Available records ::
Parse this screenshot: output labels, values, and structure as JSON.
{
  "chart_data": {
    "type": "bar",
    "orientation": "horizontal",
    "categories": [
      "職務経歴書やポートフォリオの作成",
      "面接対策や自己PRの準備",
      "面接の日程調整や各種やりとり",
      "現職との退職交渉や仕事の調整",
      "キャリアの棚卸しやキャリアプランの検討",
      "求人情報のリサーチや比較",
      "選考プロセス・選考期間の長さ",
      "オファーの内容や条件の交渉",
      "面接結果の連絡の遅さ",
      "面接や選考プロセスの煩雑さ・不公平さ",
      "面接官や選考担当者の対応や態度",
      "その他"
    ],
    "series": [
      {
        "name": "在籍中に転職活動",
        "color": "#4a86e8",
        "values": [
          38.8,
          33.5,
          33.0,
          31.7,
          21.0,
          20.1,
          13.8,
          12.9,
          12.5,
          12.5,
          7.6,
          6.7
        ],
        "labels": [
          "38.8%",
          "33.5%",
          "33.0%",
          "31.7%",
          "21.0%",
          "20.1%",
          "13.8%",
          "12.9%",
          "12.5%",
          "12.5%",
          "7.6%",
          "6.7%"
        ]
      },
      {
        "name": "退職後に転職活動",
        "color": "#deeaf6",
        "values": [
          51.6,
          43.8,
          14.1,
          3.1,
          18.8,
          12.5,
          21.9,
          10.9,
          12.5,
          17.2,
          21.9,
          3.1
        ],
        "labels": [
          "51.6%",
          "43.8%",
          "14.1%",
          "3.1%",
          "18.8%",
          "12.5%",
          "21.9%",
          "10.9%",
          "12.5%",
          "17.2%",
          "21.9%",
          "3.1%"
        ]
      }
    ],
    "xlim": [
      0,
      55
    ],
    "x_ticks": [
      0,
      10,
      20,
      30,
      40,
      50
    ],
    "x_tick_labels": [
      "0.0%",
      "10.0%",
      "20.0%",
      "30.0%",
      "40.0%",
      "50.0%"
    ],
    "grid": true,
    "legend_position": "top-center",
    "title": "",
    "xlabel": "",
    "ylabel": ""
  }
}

Task prompt :: Reproduce all of the records exactly.

Response to the exercise ::
Parse this screenshot: output labels, values, and structure as JSON.
{
  "chart_data": {
    "type": "bar",
    "orientation": "horizontal",
    "categories": [
      "職務経歴書やポートフォリオの作成",
      "面接対策や自己PRの準備",
      "面接の日程調整や各種やりとり",
      "現職との退職交渉や仕事の調整",
      "キャリアの棚卸しやキャリアプランの検討",
      "求人情報のリサーチや比較",
      "選考プロセス・選考期間の長さ",
      "オファーの内容や条件の交渉",
      "面接結果の連絡の遅さ",
      "面接や選考プロセスの煩雑さ・不公平さ",
      "面接官や選考担当者の対応や態度",
      "その他"
    ],
    "series": [
      {
        "name": "在籍中に転職活動",
        "color": "#4a86e8",
        "values": [
          38.8,
          33.5,
          33.0,
          31.7,
          21.0,
          20.1,
          13.8,
          12.9,
          12.5,
          12.5,
          7.6,
          6.7
        ],
        "labels": [
          "38.8%",
          "33.5%",
          "33.0%",
          "31.7%",
          "21.0%",
          "20.1%",
          "13.8%",
          "12.9%",
          "12.5%",
          "12.5%",
          "7.6%",
          "6.7%"
        ]
      },
      {
        "name": "退職後に転職活動",
        "color": "#deeaf6",
        "values": [
          51.6,
          43.8,
          14.1,
          3.1,
          18.8,
          12.5,
          21.9,
          10.9,
          12.5,
          17.2,
          21.9,
          3.1
        ],
        "labels": [
          "51.6%",
          "43.8%",
          "14.1%",
          "3.1%",
          "18.8%",
          "12.5%",
          "21.9%",
          "10.9%",
          "12.5%",
          "17.2%",
          "21.9%",
          "3.1%"
        ]
      }
    ],
    "xlim": [
      0,
      55
    ],
    "x_ticks": [
      0,
      10,
      20,
      30,
      40,
      50
    ],
    "x_tick_labels": [
      "0.0%",
      "10.0%",
      "20.0%",
      "30.0%",
      "40.0%",
      "50.0%"
    ],
    "grid": true,
    "legend_position": "top-center",
    "title": "",
    "xlabel": "",
    "ylabel": ""
  }
}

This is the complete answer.